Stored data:
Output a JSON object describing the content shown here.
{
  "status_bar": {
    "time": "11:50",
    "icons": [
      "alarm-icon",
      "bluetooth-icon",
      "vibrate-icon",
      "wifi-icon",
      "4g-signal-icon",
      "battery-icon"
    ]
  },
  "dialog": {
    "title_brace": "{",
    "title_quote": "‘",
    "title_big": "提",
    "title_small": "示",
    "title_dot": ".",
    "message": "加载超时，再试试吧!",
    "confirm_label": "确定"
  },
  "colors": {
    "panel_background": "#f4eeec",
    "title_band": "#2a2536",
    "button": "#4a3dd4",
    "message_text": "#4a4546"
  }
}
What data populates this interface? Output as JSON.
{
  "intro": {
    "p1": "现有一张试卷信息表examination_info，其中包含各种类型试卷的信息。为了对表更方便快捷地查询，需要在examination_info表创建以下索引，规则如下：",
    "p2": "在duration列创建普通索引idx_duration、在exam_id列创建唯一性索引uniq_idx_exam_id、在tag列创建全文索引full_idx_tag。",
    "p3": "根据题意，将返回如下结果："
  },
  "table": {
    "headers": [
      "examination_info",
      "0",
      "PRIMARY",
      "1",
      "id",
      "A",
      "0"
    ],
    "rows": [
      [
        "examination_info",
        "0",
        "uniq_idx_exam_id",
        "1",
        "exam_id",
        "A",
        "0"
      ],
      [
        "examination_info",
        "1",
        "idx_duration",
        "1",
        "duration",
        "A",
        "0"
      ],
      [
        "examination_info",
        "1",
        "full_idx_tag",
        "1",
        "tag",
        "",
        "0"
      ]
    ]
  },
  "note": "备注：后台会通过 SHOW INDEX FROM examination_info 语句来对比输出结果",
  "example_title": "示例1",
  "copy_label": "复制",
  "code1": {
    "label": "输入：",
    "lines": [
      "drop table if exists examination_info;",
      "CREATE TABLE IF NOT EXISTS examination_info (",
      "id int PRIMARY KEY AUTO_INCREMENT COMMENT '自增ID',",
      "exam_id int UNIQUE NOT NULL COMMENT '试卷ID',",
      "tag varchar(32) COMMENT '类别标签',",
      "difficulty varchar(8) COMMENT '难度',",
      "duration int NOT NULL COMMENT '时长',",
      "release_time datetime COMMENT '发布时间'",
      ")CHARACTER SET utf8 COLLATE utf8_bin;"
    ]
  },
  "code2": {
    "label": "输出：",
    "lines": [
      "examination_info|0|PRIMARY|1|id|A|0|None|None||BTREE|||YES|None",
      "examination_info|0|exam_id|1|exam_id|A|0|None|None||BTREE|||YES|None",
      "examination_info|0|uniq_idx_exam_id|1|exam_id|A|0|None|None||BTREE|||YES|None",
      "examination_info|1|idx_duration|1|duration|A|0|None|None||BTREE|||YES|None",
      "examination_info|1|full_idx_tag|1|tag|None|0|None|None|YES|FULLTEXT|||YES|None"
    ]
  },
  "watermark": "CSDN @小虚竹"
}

SHORT PROBLEM
Reproduce the entries above in full, verbatim.

RESULT OF THIS EXERCISE
Output a JSON object describing the content shown here.
{
  "status_bar": {
    "time": "11:50",
    "icons": [
      "alarm-icon",
      "bluetooth-icon",
      "vibrate-icon",
      "wifi-icon",
      "4g-signal-icon",
      "battery-icon"
    ]
  },
  "dialog": {
    "title_brace": "{",
    "title_quote": "‘",
    "title_big": "提",
    "title_small": "示",
    "title_dot": ".",
    "message": "加载超时，再试试吧!",
    "confirm_label": "确定"
  },
  "colors": {
    "panel_background": "#f4eeec",
    "title_band": "#2a2536",
    "button": "#4a3dd4",
    "message_text": "#4a4546"
  }
}
What data populates this interface? Output as JSON.
{
  "intro": {
    "p1": "现有一张试卷信息表examination_info，其中包含各种类型试卷的信息。为了对表更方便快捷地查询，需要在examination_info表创建以下索引，规则如下：",
    "p2": "在duration列创建普通索引idx_duration、在exam_id列创建唯一性索引uniq_idx_exam_id、在tag列创建全文索引full_idx_tag。",
    "p3": "根据题意，将返回如下结果："
  },
  "table": {
    "headers": [
      "examination_info",
      "0",
      "PRIMARY",
      "1",
      "id",
      "A",
      "0"
    ],
    "rows": [
      [
        "examination_info",
        "0",
        "uniq_idx_exam_id",
        "1",
        "exam_id",
        "A",
        "0"
      ],
      [
        "examination_info",
        "1",
        "idx_duration",
        "1",
        "duration",
        "A",
        "0"
      ],
      [
        "examination_info",
        "1",
        "full_idx_tag",
        "1",
        "tag",
        "",
        "0"
      ]
    ]
  },
  "note": "备注：后台会通过 SHOW INDEX FROM examination_info 语句来对比输出结果",
  "example_title": "示例1",
  "copy_label": "复制",
  "code1": {
    "label": "输入：",
    "lines": [
      "drop table if exists examination_info;",
      "CREATE TABLE IF NOT EXISTS examination_info (",
      "id int PRIMARY KEY AUTO_INCREMENT COMMENT '自增ID',",
      "exam_id int UNIQUE NOT NULL COMMENT '试卷ID',",
      "tag varchar(32) COMMENT '类别标签',",
      "difficulty varchar(8) COMMENT '难度',",
      "duration int NOT NULL COMMENT '时长',",
      "release_time datetime COMMENT '发布时间'",
      ")CHARACTER SET utf8 COLLATE utf8_bin;"
    ]
  },
  "code2": {
    "label": "输出：",
    "lines": [
      "examination_info|0|PRIMARY|1|id|A|0|None|None||BTREE|||YES|None",
      "examination_info|0|exam_id|1|exam_id|A|0|None|None||BTREE|||YES|None",
      "examination_info|0|uniq_idx_exam_id|1|exam_id|A|0|None|None||BTREE|||YES|None",
      "examination_info|1|idx_duration|1|duration|A|0|None|None||BTREE|||YES|None",
      "examination_info|1|full_idx_tag|1|tag|None|0|None|None|YES|FULLTEXT|||YES|None"
    ]
  },
  "watermark": "CSDN @小虚竹"
}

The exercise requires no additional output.